[Saved data entries]

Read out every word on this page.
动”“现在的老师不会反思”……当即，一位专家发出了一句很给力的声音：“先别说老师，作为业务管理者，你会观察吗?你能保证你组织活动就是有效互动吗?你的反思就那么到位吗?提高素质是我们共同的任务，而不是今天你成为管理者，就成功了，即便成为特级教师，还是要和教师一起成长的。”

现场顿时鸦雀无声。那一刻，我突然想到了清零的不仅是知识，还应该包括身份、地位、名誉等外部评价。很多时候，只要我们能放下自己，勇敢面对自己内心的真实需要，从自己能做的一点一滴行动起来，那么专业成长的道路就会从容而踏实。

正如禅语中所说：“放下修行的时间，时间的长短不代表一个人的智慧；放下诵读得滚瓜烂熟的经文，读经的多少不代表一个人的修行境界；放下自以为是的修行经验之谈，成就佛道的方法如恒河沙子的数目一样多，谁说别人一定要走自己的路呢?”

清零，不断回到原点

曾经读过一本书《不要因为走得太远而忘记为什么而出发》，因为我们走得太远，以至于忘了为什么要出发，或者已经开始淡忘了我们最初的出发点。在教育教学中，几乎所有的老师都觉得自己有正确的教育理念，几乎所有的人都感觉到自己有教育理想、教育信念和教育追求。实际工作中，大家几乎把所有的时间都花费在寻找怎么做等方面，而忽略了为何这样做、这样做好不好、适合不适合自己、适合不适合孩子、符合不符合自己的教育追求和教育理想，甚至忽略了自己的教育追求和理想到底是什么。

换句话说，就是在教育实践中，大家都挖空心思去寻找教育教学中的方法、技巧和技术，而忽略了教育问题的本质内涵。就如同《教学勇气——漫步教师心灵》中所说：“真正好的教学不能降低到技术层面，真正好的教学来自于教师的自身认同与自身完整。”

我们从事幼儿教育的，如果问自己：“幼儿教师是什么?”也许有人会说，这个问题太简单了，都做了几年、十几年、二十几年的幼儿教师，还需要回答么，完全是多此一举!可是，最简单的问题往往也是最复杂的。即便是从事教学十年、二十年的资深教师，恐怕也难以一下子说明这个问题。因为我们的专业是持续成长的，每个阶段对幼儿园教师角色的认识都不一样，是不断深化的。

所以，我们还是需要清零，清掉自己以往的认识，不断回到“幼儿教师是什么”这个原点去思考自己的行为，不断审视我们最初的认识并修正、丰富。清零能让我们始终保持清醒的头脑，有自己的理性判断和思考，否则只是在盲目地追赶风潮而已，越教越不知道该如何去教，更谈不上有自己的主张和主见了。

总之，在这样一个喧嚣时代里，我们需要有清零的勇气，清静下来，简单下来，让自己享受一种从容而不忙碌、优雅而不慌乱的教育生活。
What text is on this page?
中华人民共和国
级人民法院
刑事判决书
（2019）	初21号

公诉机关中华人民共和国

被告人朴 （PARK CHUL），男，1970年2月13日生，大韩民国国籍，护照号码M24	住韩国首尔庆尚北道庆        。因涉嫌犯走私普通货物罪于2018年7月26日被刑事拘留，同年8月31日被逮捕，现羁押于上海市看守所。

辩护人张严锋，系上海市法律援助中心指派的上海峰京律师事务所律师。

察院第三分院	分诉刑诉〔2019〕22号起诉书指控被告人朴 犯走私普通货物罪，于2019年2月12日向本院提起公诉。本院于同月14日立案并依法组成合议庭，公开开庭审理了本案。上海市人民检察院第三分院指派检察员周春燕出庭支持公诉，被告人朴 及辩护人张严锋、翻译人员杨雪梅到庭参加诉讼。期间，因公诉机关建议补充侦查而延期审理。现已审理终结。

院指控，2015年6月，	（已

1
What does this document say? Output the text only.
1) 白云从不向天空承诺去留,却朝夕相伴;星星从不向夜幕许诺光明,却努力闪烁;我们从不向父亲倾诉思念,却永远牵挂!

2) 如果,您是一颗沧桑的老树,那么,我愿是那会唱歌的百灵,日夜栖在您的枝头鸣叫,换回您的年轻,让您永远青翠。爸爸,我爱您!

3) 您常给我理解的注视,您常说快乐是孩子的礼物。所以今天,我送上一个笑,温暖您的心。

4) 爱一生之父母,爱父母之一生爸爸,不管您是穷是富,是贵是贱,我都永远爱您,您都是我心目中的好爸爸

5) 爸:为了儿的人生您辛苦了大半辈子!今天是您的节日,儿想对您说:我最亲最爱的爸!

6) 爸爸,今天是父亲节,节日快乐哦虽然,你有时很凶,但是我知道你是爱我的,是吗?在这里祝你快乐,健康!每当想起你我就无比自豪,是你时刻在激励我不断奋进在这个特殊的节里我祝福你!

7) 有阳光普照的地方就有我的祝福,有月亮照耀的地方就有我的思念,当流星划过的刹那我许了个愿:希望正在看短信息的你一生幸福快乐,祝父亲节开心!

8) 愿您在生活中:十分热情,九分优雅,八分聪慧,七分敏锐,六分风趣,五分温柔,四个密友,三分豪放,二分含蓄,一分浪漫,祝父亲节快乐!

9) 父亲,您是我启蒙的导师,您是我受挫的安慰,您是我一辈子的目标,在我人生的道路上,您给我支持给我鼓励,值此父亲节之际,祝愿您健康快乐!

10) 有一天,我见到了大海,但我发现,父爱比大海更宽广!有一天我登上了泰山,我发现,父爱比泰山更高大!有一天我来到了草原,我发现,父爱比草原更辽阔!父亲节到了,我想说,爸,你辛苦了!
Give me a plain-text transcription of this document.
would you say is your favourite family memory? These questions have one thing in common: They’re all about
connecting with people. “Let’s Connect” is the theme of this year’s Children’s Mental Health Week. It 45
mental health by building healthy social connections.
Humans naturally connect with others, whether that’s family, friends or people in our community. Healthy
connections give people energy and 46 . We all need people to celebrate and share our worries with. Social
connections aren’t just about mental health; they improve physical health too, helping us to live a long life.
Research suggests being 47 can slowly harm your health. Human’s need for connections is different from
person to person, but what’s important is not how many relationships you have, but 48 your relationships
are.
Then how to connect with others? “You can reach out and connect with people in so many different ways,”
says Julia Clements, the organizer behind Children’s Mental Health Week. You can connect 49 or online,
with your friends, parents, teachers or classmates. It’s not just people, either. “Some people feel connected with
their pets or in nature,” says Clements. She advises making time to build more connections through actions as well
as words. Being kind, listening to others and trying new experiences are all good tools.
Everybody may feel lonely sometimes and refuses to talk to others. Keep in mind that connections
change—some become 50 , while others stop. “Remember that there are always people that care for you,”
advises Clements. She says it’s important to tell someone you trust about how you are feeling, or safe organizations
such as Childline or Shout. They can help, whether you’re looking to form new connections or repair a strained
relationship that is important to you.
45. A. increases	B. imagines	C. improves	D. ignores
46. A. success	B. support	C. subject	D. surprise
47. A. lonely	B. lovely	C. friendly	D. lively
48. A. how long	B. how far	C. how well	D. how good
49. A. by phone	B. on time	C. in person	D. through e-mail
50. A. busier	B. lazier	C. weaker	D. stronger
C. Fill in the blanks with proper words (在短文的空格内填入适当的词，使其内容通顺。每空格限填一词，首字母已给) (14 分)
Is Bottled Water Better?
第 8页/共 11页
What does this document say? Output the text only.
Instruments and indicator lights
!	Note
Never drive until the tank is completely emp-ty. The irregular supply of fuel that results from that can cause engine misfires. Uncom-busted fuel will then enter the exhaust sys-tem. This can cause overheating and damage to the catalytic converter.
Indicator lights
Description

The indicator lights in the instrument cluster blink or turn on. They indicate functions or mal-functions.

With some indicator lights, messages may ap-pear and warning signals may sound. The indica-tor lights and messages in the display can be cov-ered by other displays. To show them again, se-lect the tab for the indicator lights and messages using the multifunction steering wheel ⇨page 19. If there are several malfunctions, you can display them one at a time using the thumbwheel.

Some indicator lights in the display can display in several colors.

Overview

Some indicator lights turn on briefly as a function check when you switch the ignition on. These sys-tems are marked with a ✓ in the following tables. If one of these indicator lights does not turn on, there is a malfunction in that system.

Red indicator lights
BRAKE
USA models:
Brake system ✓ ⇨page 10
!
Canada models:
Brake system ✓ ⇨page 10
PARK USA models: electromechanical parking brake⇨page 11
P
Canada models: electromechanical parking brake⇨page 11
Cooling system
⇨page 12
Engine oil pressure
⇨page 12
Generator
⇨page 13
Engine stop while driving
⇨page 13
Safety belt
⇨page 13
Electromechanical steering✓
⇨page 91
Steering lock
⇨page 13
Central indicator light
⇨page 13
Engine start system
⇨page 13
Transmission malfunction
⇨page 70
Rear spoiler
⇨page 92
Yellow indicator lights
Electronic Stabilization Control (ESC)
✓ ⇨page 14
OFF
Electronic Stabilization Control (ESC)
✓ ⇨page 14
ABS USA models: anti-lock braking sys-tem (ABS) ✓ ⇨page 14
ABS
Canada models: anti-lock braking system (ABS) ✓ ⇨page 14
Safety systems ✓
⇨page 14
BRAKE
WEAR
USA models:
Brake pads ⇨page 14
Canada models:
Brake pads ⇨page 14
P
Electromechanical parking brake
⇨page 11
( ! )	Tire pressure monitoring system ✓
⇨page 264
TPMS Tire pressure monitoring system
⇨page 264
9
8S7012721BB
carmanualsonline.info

## What this task involves:
Gather each line of the listing containing the word "turn" and show it.

## Result of the exercise:
The indicator lights in the instrument cluster blink or turn on. They indicate functions or mal-functions.
Some indicator lights turn on briefly as a function check when you switch the ignition on. These sys-tems are marked with a ✓ in the following tables. If one of these indicator lights does not turn on, there is a malfunction in that system.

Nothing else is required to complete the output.